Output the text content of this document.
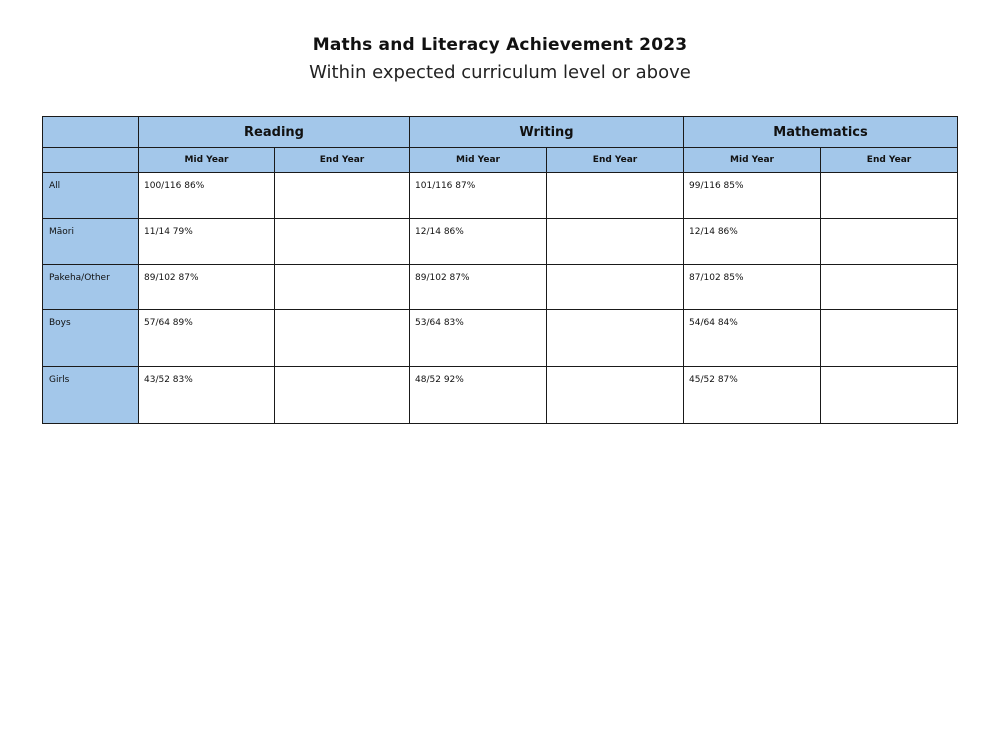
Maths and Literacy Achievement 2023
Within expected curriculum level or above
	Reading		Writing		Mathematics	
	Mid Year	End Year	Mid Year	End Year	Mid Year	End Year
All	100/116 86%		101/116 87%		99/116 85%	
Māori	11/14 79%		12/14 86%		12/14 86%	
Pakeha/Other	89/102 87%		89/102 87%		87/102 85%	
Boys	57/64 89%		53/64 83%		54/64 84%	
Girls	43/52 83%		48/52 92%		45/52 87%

□ □ □

*Exercise description*. Repeat all of the entries word for word, but omit the pictures.

*Exercise response*.
Output the text content of this document.
Maths and Literacy Achievement 2023
Within expected curriculum level or above
	Reading		Writing		Mathematics	
	Mid Year	End Year	Mid Year	End Year	Mid Year	End Year
All	100/116 86%		101/116 87%		99/116 85%	
Māori	11/14 79%		12/14 86%		12/14 86%	
Pakeha/Other	89/102 87%		89/102 87%		87/102 85%	
Boys	57/64 89%		53/64 83%		54/64 84%	
Girls	43/52 83%		48/52 92%		45/52 87%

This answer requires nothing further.